Ejercicio escrito 1:
Reproduce literalmente el fragmento sobre los niños e internet desde "Tampoco se consigue" hasta "el mundo offline.", ambos incluidos.
Ejercicio escrito 2:
Según el fragmento sobre los niños e internet, ¿cuál es la mejor preparación para el mundo online?
Ejercicio escrito 3:
¿Puedes continuar el fragmento sobre los niños e internet a partir de su última frase?

Fragmento para leer:
******************************

Mientras un niño está en internet está dejando de hacer mil cosas que
aportan mucho más a su buen desarrollo. En esa etapa toca experimentar,
tocar, sentir, ver la realidad, estrenarla en directo y, sobre todo,
desarrollar virtudes que luego permitirán usar esas estupendas
herramientas de forma responsable. El uso responsable de la conducción
no se consigue dándole las llaves de un Ferrari a un niño de 10 años.
Tampoco se consigue desarrollar la orientación espacial de un niño de 4
años jugando al escondite en un centro comercial de 40 mil metros
cuadrados un sábado por la tarde. Antes de adentrarse en el mundo
online, uno ha de tener la cabeza muy bien amueblada. Todo tiene su
tiempo. La mejor preparación para el mundo online es el mundo offline.

******************************

Filas proporcionadas:
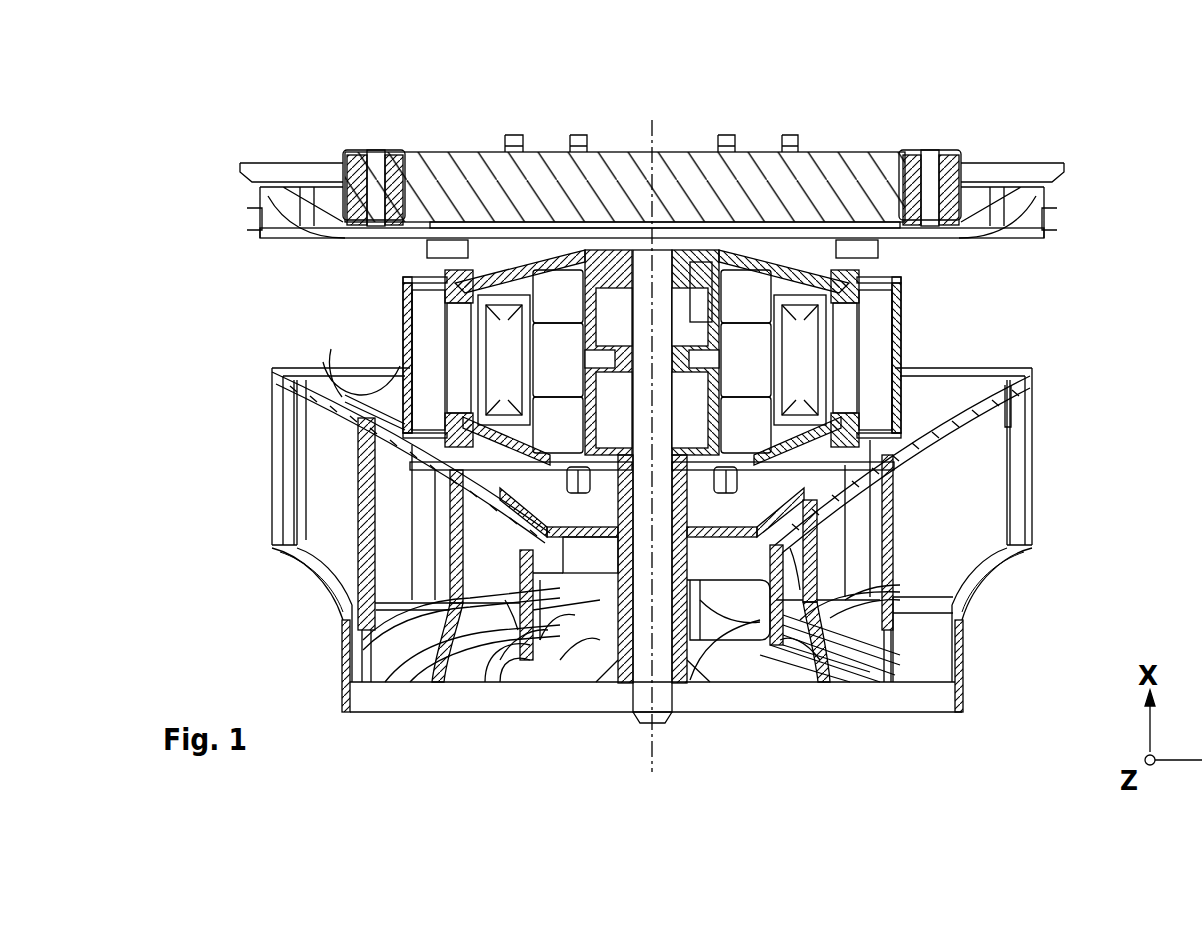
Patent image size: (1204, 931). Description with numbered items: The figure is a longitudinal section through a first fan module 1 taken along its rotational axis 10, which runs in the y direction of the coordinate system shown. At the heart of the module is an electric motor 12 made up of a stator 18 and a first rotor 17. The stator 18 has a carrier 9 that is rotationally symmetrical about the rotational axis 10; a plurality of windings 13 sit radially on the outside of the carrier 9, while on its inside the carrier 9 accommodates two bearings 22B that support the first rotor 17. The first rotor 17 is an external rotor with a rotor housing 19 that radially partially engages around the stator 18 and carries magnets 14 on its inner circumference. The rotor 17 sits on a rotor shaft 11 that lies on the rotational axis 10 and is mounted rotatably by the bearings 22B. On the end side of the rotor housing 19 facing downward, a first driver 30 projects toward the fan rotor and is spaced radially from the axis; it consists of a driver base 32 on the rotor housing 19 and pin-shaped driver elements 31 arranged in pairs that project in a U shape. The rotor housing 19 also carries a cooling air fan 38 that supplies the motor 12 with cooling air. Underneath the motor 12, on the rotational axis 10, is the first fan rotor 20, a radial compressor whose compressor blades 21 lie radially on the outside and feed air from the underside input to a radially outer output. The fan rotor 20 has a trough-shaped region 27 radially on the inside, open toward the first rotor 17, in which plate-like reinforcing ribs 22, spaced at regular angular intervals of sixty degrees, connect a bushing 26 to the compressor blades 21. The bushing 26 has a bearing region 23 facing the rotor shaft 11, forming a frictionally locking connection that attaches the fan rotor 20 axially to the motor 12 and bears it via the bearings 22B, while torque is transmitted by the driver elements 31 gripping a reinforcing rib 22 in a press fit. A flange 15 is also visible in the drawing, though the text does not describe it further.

The first fan module 1 is at (1076, 105).
The carrier 9 is at (878, 278).
The rotational axis 10 is at (655, 752).
The rotor shaft 11 is at (641, 694).
The electric motor 12 is at (1036, 287).
The windings 13 is at (425, 325).
The magnets 14 is at (420, 333).
The mounting flange 15 is at (398, 347).
The first rotor 17 is at (954, 360).
The stator 18 is at (788, 266).
The rotor housing 19 is at (1005, 400).
The first fan rotor 20 is at (978, 735).
The compressor blades 21 is at (910, 688).
The reinforcing ribs 22 is at (592, 640).
The bearings 22B is at (714, 262).
The bearing region 23 is at (636, 684).
The bushing 26 is at (700, 680).
The trough-shaped region 27 is at (800, 688).
The first driver 30 is at (590, 640).
The driver elements 31 is at (568, 640).
The driver base 32 is at (548, 640).
The cooling air fan 38 is at (795, 556).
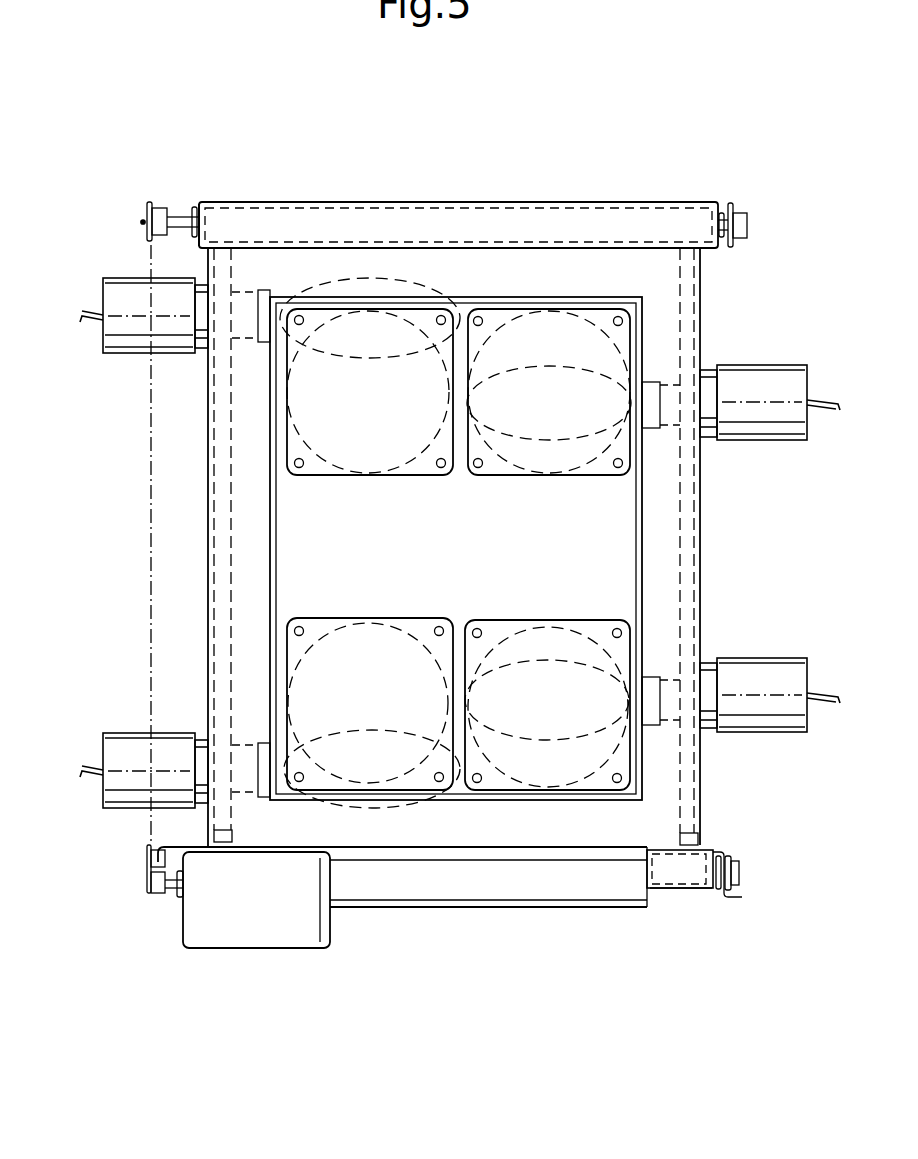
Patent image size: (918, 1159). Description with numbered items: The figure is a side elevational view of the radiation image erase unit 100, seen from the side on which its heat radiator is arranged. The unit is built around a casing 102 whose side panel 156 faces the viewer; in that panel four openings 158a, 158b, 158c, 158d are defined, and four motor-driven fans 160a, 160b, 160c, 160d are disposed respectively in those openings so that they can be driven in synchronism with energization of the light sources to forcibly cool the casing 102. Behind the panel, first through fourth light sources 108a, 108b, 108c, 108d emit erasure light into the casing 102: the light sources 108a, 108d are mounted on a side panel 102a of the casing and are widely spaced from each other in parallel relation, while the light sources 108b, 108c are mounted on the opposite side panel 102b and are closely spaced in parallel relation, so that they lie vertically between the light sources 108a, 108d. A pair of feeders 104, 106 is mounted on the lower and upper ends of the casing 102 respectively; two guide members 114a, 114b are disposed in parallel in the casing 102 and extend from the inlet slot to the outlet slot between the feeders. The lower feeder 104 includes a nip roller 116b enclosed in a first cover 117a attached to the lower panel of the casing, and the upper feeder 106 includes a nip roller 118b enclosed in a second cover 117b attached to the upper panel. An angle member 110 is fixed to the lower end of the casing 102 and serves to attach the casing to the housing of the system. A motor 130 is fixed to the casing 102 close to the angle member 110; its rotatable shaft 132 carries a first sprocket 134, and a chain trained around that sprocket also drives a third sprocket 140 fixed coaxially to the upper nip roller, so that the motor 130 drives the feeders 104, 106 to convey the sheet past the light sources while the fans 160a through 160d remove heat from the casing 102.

The radiation image erase unit 100 is at (706, 533).
The casing 102 is at (706, 335).
The side panel 102a is at (208, 572).
The opposite side panel 102b is at (700, 572).
The feeder 104 is at (694, 892).
The feeder 106 is at (484, 201).
The first light source 108a is at (463, 297).
The second light source 108b is at (556, 380).
The third light source 108c is at (548, 680).
The fourth light source 108d is at (348, 743).
The angle member 110 is at (500, 910).
The guide member 114a is at (222, 460).
The guide member 114b is at (683, 487).
The nip roller 116b is at (668, 872).
The first cover 117a is at (679, 890).
The second cover 117b is at (281, 200).
The nip roller 118b is at (367, 222).
The motor 130 is at (262, 935).
The rotatable shaft 132 is at (172, 890).
The first sprocket 134 is at (148, 885).
The third sprocket 140 is at (148, 210).
The side panel 156 is at (647, 312).
The opening 158a is at (368, 422).
The opening 158b is at (549, 422).
The opening 158c is at (548, 784).
The opening 158d is at (378, 782).
The motor-driven fan 160a is at (348, 476).
The motor-driven fan 160b is at (505, 476).
The motor-driven fan 160c is at (545, 797).
The motor-driven fan 160d is at (390, 790).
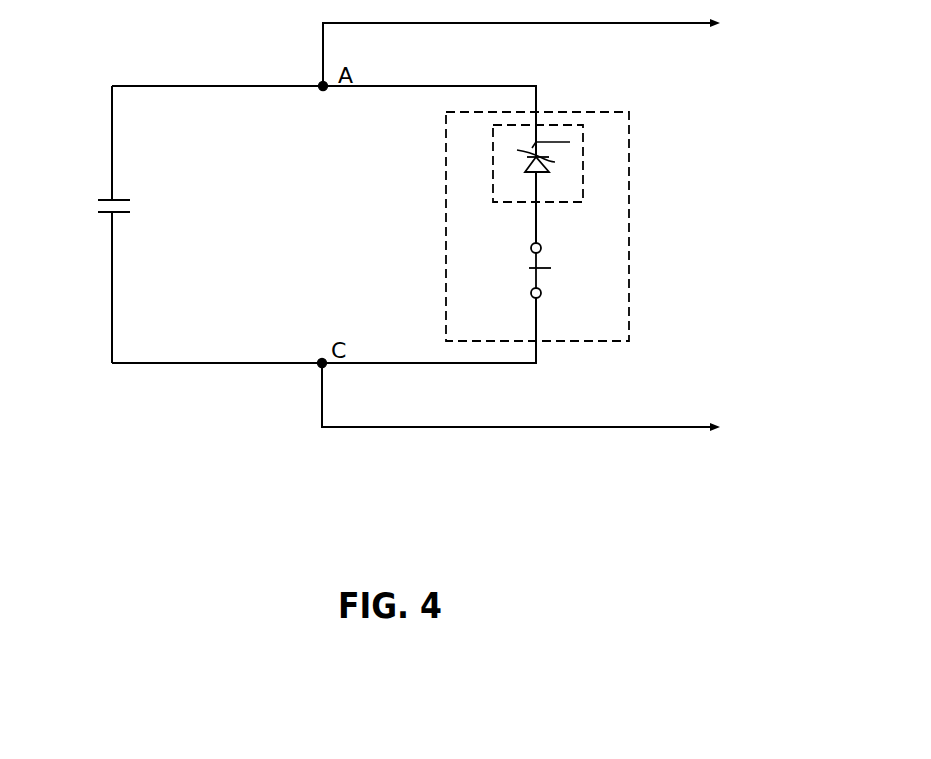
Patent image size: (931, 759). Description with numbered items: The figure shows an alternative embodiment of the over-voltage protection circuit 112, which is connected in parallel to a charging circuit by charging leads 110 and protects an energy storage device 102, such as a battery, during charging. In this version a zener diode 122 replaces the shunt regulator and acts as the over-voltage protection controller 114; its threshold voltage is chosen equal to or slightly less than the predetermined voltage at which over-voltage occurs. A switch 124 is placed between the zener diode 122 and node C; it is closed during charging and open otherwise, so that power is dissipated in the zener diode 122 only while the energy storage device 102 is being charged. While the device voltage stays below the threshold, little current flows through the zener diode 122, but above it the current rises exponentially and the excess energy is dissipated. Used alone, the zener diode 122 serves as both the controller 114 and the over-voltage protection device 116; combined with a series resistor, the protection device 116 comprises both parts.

******************************

Respuesta 1:
Tampoco se consigue desarrollar la orientación espacial de un niño de 4
años jugando al escondite en un centro comercial de 40 mil metros
cuadrados un sábado por la tarde. Antes de adentrarse en el mundo
online, uno ha de tener la cabeza muy bien amueblada. Todo tiene su
tiempo. La mejor preparación para el mundo online es el mundo offline.

Respuesta 2:
El mundo offline.

Respuesta 3:
—¿Se están convirtiendo las nuevas tecnologías en los nuevos educadores, robando el espacio a los padres?
—No podemos resignarnos a que «es una batalla perdida».
Hemos de conseguir que la vida en tres dimensiones sea más atractiva
para nuestros hijos que el mundo en dos dimensiones. Para que nuestros
hijos recuperen su interés por la realidad hemos de darles oportunidades
de belleza, cultivar su sensibilidad, fomentar las relaciones
interpersonales, etc. Un niño que está 8 horas delante de la pantalla
carece de esas oportunidades. Hemos de escuchar el grito silencioso de
nuestros hijos, que nos piden atención. La atención es el termómetro del
amor, es pura forma de generosidad.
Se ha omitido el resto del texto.